__Actions to take__
**1)** From the TinyML post, extract the passage starting at "To train TinyML" and ending at "TinyML any more.".
**2)** Condense the paragraph of the TinyML post that begins "To code this board, I could use the free Arduino IDE" into a shorter version that keeps its main facts.
**3)** Decide whether each statement agrees with the TinyML post, answering yes or no and quoting the words that settle it: (a) TinyML models are typically in the order of megabytes. (b) The author chose a support vector machine classifier for the audio classifier. (c) The Arduino Nano 33 BLE Sense board lacks a built-in microphone.

Using TinyML to classify audio

Former Employee

Feb 24, 2021

Arduino Nano 33 BLE sense board

I've been reading a lot about TinyML recently, so I thought it would be fun to try it out and see if I could build an audio classifier using an Arduino board I had lying around.

TinyML

TinyML is a relatively new field, and is all about creating tiny machine learning models that can run on microcontrollers. These models are really tiny - in the order of kilobytes instead of the usual megabytes or gigabytes. They need to be this tiny to run on microcontrollers that typically have killobytes of RAM. These models also draw little power, typically in the single-digit milliwatts or lower.

What are the use cases for TinyML? Well there are loads, anywhere you want to run ML models offline with minimal power draw. You may even have some TinyML models running in your house right now. For example, smart voice controlled devices listen for a wake word, and this needs to be offline and draw minimal power - perfect for a TinyML model. Another use case is in healthcare with devices that can monitor your health that run for years on tiny batteries. It's also being used in animal smart collars and trackers, using audio to monitor the health of elephants in the wild.

To build a TinyML model you need to decide what type of model to build, gather training data, train the model, then deploy it to your device to handle new data. In this case, I wanted an audio classifier, so decided to use a support vector machine classifier.

Building an audio classifier detector

For my audio classifier, I needed to write code that could run on a microcontroller. Becuase I'm terrible at electronics and understanding I2C, SPI and all that other stuff, I decided to use an all-in-one Arduino board that has a microphone built in allowing me to use off-the-shelf Arduino libraries to gather audio data. The board of choice was the Arduino Nano 33 BLE Sense board, a small Arduino board with a whole raft of sensors including a microphone, temperature, pressure, humidity, light level and color, gesture and proximity. That's a lot of sensors in such a tiny board!

To code this board, I could use the free Arduino IDE, but I prefer to use Visual Studio Code, along with the PlatformIO extension. This allows the creation of standalone microcontroller projects with .ini files that define the board and libraries used. I can check a project into GitHub and someone can clone it and immediately start working with it without the need for instructions on what boards and libraries they need to set up.

Getting training data

To train TinyML models you not only need the model to by tiny, but you also need small inputs - the more data that goes into training the model or inference (that is running the model), the larger it is. Audio data can be quite large - for example CD quality audio (remember CDs?) is 44.1KHz/16-bit which means it captures 2 bytes of data 44,100 times per second, or 176KB per second! That's a lot of data - if we wanted to use all of it and train our model with 2 seconds worth of data it wouldn't be TinyML any more.

(Extracted records)

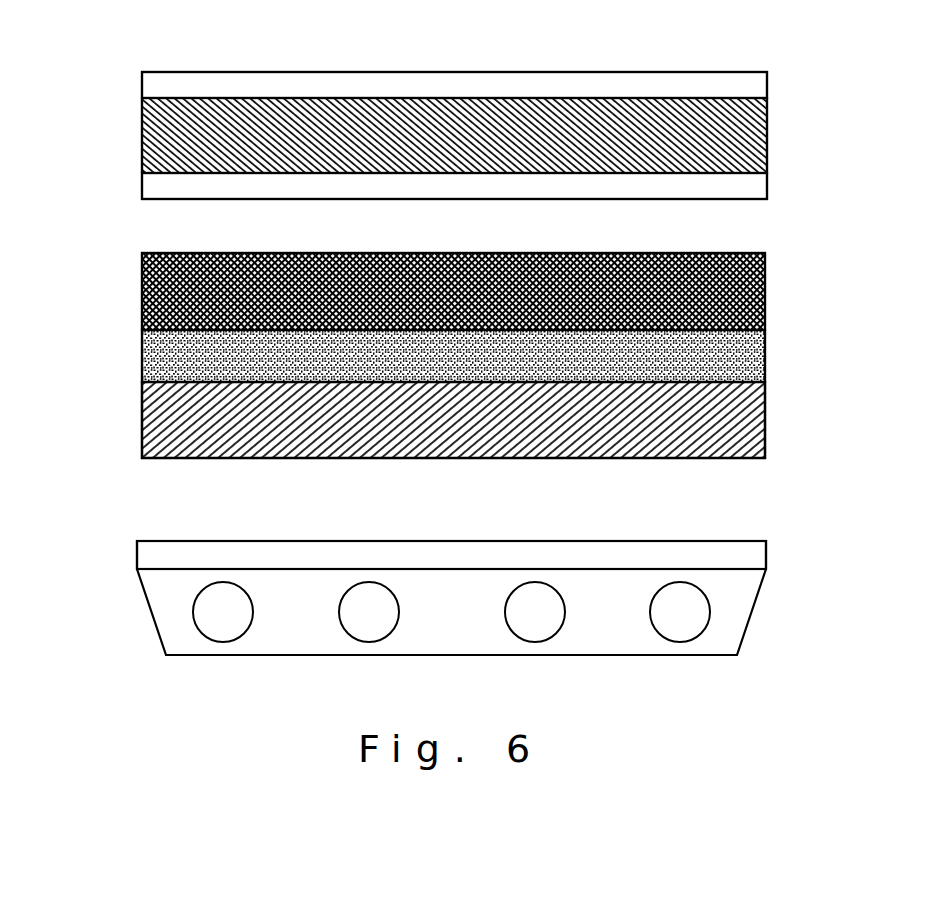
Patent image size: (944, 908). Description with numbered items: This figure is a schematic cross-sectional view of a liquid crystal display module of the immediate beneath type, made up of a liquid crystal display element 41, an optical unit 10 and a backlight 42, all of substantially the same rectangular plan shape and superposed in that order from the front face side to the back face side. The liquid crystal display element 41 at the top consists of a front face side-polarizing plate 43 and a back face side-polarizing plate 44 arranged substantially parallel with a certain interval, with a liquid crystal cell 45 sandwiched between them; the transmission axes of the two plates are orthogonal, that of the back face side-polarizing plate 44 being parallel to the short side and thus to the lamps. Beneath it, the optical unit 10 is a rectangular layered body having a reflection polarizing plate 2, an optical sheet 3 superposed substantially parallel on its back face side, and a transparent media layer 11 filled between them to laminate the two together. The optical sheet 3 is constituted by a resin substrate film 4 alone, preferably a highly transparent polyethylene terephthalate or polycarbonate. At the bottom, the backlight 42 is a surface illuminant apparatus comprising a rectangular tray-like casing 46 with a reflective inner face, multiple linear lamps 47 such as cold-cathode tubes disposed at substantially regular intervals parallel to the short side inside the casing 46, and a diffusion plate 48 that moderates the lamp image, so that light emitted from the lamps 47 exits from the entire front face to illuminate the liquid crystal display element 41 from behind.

The liquid crystal display element 41 is at (125, 93).
The front face side-polarizing plate 43 is at (768, 82).
The liquid crystal cell 45 is at (768, 130).
The back face side-polarizing plate 44 is at (768, 183).
The optical unit 10 is at (125, 253).
The reflection polarizing plate 2 is at (767, 288).
The transparent media layer 11 is at (767, 350).
The substrate film 4 is at (767, 417).
The optical sheet 3 is at (130, 417).
The backlight 42 is at (451, 566).
The diffusion plate 48 is at (266, 557).
The lamp 47 is at (535, 606).
The casing 46 is at (752, 614).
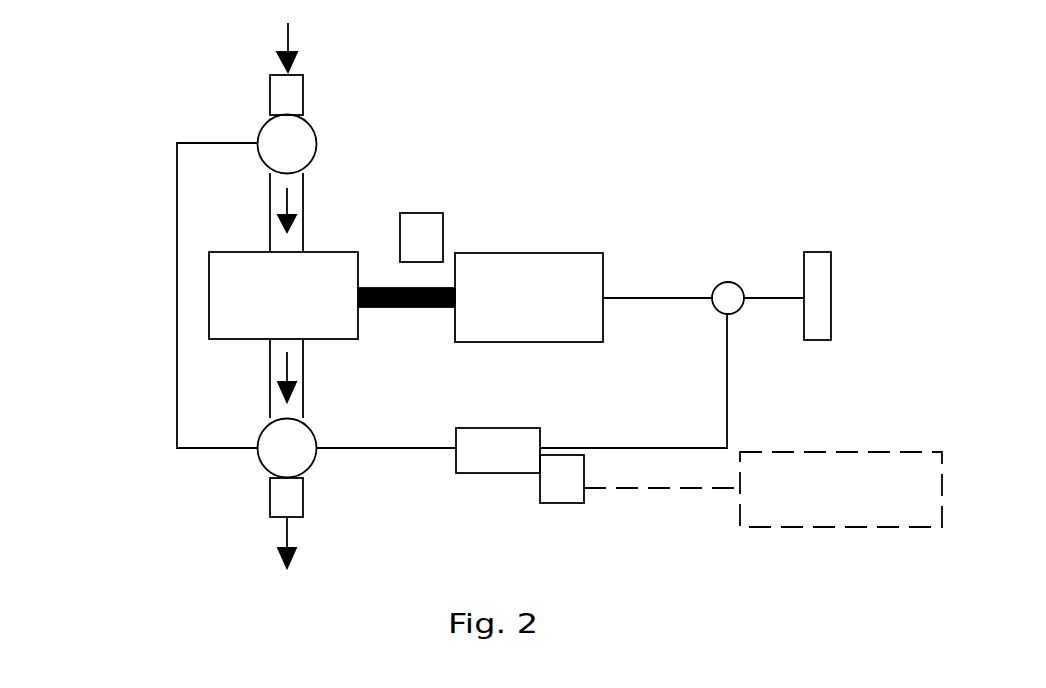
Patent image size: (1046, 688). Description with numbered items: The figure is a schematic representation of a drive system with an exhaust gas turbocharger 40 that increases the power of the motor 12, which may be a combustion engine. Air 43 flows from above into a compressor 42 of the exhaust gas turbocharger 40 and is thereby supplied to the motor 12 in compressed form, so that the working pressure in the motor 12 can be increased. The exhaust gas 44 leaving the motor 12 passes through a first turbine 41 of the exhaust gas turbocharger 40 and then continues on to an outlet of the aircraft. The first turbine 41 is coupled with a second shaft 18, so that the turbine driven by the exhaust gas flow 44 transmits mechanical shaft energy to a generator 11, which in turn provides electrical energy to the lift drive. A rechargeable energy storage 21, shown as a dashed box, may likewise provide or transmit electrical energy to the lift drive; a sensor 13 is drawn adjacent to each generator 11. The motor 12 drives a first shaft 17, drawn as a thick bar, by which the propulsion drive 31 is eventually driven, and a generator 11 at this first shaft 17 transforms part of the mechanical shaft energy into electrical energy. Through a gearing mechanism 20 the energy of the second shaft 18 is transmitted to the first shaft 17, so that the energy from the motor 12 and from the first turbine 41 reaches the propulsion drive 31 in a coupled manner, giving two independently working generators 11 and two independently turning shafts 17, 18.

The generator 11 is at (550, 267).
The motor 12 is at (327, 263).
The sensor 13 is at (437, 222).
The first shaft 17 is at (408, 308).
The second shaft 18 is at (360, 448).
The gearing mechanism 20 is at (725, 293).
The rechargeable energy storage 21 is at (867, 460).
The propulsion drive 31 is at (853, 290).
The exhaust gas turbocharger 40 is at (150, 260).
The first turbine 41 is at (305, 458).
The compressor 42 is at (303, 133).
The air 43 is at (290, 43).
The exhaust gas 44 is at (278, 370).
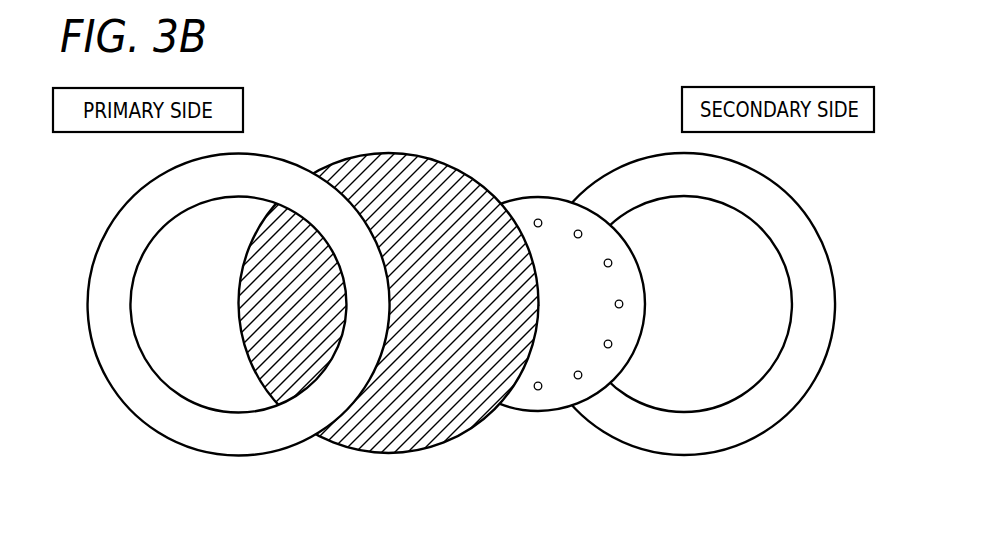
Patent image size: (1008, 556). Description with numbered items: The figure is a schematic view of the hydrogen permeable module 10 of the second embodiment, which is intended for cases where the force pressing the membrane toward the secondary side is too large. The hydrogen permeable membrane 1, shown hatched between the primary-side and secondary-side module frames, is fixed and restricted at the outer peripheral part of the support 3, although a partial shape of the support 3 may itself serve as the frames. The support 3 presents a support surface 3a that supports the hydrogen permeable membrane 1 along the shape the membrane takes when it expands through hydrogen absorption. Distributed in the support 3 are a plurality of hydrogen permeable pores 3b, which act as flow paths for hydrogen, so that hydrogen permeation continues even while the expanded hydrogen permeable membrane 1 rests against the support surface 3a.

The hydrogen permeable membrane 1 is at (395, 153).
The support 3 is at (538, 307).
The support surface 3a is at (557, 258).
The hydrogen permeable pore 3b is at (541, 390).
The hydrogen permeable module 10 is at (703, 344).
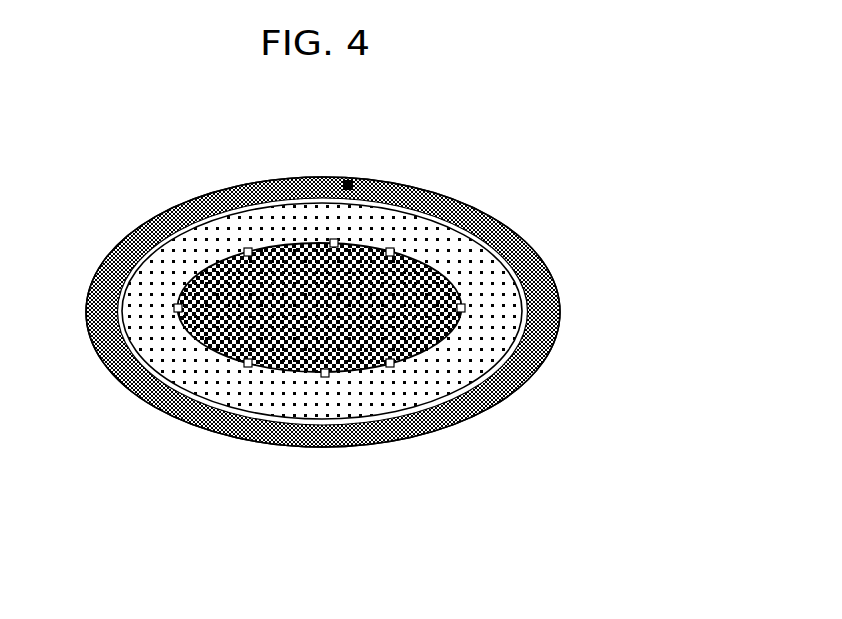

__Set of answers__
**1)**
To train TinyML models you not only need the model to by tiny, but you also need small inputs - the more data that goes into training the model or inference (that is running the model), the larger it is. Audio data can be quite large - for example CD quality audio (remember CDs?) is 44.1KHz/16-bit which means it captures 2 bytes of data 44,100 times per second, or 176KB per second! That's a lot of data - if we wanted to use all of it and train our model with 2 seconds worth of data it wouldn't be TinyML any more.

**2)** The author codes the board in Visual Studio Code with the PlatformIO extension instead of the free Arduino IDE. PlatformIO creates standalone microcontroller projects whose .ini files define the board and libraries. A project checked into GitHub can then be cloned and worked on immediately, without instructions on which boards and libraries to set up.

**3)**
(a) No: "in the order of kilobytes instead of the usual megabytes or gigabytes"
(b) Yes: "so decided to use a support vector machine classifier"
(c) No: "a small Arduino board with a whole raft of sensors including a microphone"